[START OF Material shown]

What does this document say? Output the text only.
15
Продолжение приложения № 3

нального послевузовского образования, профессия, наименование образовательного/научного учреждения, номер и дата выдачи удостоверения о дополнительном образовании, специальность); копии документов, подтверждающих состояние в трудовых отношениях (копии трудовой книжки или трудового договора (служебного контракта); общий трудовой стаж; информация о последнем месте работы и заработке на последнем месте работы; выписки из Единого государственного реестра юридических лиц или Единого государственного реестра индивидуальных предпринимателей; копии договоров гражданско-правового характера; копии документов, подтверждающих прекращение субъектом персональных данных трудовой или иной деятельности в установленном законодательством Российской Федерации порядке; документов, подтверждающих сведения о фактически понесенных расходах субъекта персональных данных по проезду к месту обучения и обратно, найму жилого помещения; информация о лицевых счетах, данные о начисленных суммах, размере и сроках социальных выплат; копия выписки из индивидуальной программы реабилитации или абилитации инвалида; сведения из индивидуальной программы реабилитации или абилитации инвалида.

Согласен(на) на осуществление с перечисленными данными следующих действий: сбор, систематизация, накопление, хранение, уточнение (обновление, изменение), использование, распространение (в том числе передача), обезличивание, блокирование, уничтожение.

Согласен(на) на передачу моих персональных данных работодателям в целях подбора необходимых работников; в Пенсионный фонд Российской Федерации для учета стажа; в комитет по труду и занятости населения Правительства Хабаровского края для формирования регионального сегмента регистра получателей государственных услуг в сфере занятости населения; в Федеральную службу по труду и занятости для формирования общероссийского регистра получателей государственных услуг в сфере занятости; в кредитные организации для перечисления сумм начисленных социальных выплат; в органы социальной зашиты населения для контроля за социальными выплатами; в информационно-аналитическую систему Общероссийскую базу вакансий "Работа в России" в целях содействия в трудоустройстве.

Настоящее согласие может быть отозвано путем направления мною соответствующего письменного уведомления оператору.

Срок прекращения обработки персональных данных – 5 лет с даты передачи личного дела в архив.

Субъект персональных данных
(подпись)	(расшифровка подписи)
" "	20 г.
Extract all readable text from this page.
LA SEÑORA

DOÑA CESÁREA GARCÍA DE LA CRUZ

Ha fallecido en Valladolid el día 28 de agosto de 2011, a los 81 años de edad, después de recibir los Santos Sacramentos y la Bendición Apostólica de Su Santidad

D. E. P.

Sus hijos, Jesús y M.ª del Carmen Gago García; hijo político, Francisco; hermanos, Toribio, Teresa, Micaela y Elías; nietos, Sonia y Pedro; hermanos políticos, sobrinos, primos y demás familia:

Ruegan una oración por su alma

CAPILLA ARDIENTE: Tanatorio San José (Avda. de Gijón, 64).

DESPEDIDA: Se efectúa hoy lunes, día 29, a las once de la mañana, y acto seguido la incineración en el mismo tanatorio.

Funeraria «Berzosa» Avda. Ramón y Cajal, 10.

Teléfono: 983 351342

[END OF Material shown]

Reproduce every line of the listing above in which the string "this" appears.

What does this document say? Output the text only.
Extract all readable text from this page.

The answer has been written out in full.